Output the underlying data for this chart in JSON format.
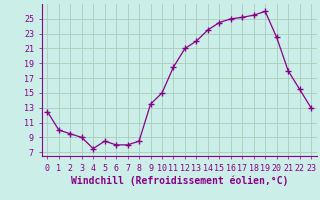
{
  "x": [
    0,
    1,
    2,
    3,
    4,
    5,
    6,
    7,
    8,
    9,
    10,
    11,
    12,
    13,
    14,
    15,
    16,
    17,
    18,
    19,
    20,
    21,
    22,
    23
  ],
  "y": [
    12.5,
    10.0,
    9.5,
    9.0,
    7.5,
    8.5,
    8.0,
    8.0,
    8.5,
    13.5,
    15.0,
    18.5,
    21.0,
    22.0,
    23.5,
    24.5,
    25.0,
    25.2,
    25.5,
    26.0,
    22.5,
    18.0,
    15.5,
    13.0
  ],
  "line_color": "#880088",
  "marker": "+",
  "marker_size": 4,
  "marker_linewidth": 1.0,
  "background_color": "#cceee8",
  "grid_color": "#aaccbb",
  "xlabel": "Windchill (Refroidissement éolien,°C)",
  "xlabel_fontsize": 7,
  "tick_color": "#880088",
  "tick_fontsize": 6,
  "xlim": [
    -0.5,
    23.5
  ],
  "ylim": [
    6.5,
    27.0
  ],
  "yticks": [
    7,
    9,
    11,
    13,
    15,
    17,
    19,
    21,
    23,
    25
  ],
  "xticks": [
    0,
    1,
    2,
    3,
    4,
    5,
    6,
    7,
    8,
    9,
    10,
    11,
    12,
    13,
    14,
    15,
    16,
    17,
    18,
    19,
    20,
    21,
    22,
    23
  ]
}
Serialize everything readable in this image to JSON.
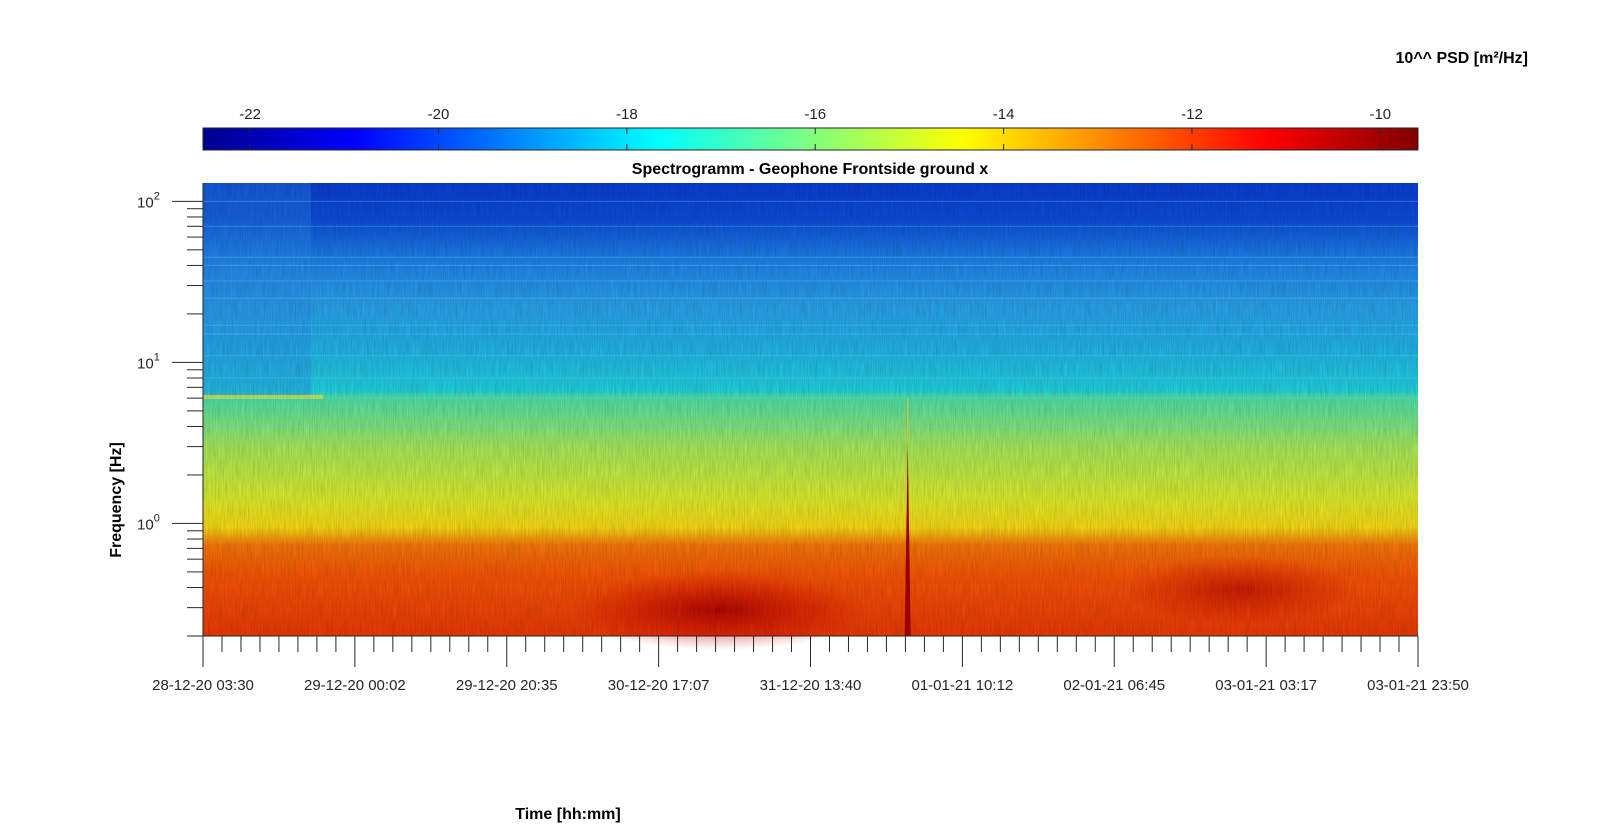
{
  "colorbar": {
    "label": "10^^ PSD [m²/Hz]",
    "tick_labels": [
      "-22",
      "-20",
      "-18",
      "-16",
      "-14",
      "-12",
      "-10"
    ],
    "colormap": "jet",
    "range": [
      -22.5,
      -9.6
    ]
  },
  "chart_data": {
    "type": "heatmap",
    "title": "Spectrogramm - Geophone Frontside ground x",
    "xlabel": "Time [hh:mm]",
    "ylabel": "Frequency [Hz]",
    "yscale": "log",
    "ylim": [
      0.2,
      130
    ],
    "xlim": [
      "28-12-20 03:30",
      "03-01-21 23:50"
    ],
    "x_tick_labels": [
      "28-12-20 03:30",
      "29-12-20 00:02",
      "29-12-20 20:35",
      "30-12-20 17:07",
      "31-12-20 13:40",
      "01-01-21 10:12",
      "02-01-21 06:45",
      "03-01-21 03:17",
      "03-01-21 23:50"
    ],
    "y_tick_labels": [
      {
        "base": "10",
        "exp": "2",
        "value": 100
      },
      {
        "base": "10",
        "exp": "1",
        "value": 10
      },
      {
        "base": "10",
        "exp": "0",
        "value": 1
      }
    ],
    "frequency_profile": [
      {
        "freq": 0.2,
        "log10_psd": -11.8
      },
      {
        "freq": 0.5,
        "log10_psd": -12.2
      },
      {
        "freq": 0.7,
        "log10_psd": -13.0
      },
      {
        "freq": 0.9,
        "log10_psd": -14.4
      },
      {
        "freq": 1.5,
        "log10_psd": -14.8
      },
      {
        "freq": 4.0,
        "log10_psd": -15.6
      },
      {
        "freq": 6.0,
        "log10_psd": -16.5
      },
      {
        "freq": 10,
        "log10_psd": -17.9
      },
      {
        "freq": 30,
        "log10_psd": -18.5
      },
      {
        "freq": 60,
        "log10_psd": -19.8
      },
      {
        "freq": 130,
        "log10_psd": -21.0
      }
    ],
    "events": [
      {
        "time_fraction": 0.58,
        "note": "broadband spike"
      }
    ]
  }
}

▸ **DESCRIPTION OF THE TASK**: Would you set down the listing exactly, omitting pictures?

▸ **SOLVED PROBLEM**:
Output the underlying data for this chart in JSON format.
{
  "x": [
    0,
    1,
    2,
    3,
    4,
    5,
    6,
    7,
    8,
    9,
    10,
    11,
    12,
    13,
    14,
    15,
    16,
    17,
    18,
    19,
    20,
    21,
    22,
    23
  ],
  "y": [
    12.5,
    10.0,
    9.5,
    9.0,
    7.5,
    8.5,
    8.0,
    8.0,
    8.5,
    13.5,
    15.0,
    18.5,
    21.0,
    22.0,
    23.5,
    24.5,
    25.0,
    25.2,
    25.5,
    26.0,
    22.5,
    18.0,
    15.5,
    13.0
  ],
  "line_color": "#880088",
  "marker": "+",
  "marker_size": 4,
  "marker_linewidth": 1.0,
  "background_color": "#cceee8",
  "grid_color": "#aaccbb",
  "xlabel": "Windchill (Refroidissement éolien,°C)",
  "xlabel_fontsize": 7,
  "tick_color": "#880088",
  "tick_fontsize": 6,
  "xlim": [
    -0.5,
    23.5
  ],
  "ylim": [
    6.5,
    27.0
  ],
  "yticks": [
    7,
    9,
    11,
    13,
    15,
    17,
    19,
    21,
    23,
    25
  ],
  "xticks": [
    0,
    1,
    2,
    3,
    4,
    5,
    6,
    7,
    8,
    9,
    10,
    11,
    12,
    13,
    14,
    15,
    16,
    17,
    18,
    19,
    20,
    21,
    22,
    23
  ]
}
Serialize everything readable in this image to JSON.
{
  "colorbar": {
    "label": "10^^ PSD [m²/Hz]",
    "tick_labels": [
      "-22",
      "-20",
      "-18",
      "-16",
      "-14",
      "-12",
      "-10"
    ],
    "colormap": "jet",
    "range": [
      -22.5,
      -9.6
    ]
  },
  "chart_data": {
    "type": "heatmap",
    "title": "Spectrogramm - Geophone Frontside ground x",
    "xlabel": "Time [hh:mm]",
    "ylabel": "Frequency [Hz]",
    "yscale": "log",
    "ylim": [
      0.2,
      130
    ],
    "xlim": [
      "28-12-20 03:30",
      "03-01-21 23:50"
    ],
    "x_tick_labels": [
      "28-12-20 03:30",
      "29-12-20 00:02",
      "29-12-20 20:35",
      "30-12-20 17:07",
      "31-12-20 13:40",
      "01-01-21 10:12",
      "02-01-21 06:45",
      "03-01-21 03:17",
      "03-01-21 23:50"
    ],
    "y_tick_labels": [
      {
        "base": "10",
        "exp": "2",
        "value": 100
      },
      {
        "base": "10",
        "exp": "1",
        "value": 10
      },
      {
        "base": "10",
        "exp": "0",
        "value": 1
      }
    ],
    "frequency_profile": [
      {
        "freq": 0.2,
        "log10_psd": -11.8
      },
      {
        "freq": 0.5,
        "log10_psd": -12.2
      },
      {
        "freq": 0.7,
        "log10_psd": -13.0
      },
      {
        "freq": 0.9,
        "log10_psd": -14.4
      },
      {
        "freq": 1.5,
        "log10_psd": -14.8
      },
      {
        "freq": 4.0,
        "log10_psd": -15.6
      },
      {
        "freq": 6.0,
        "log10_psd": -16.5
      },
      {
        "freq": 10,
        "log10_psd": -17.9
      },
      {
        "freq": 30,
        "log10_psd": -18.5
      },
      {
        "freq": 60,
        "log10_psd": -19.8
      },
      {
        "freq": 130,
        "log10_psd": -21.0
      }
    ],
    "events": [
      {
        "time_fraction": 0.58,
        "note": "broadband spike"
      }
    ]
  }
}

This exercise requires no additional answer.